What needs to be done: Extract every line that contains the string "liquid".

Collected data:
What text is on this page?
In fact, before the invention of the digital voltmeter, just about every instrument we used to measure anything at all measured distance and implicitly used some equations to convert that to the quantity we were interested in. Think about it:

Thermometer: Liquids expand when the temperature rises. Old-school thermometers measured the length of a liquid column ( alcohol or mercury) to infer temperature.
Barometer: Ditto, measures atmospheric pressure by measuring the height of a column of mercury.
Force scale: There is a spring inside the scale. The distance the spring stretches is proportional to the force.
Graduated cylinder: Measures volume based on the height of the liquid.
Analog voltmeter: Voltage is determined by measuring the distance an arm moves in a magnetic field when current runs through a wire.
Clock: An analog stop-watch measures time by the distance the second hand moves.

Solution to this task:
Thermometer: Liquids expand when the temperature rises. Old-school thermometers measured the length of a liquid column ( alcohol or mercury) to infer temperature.
Graduated cylinder: Measures volume based on the height of the liquid.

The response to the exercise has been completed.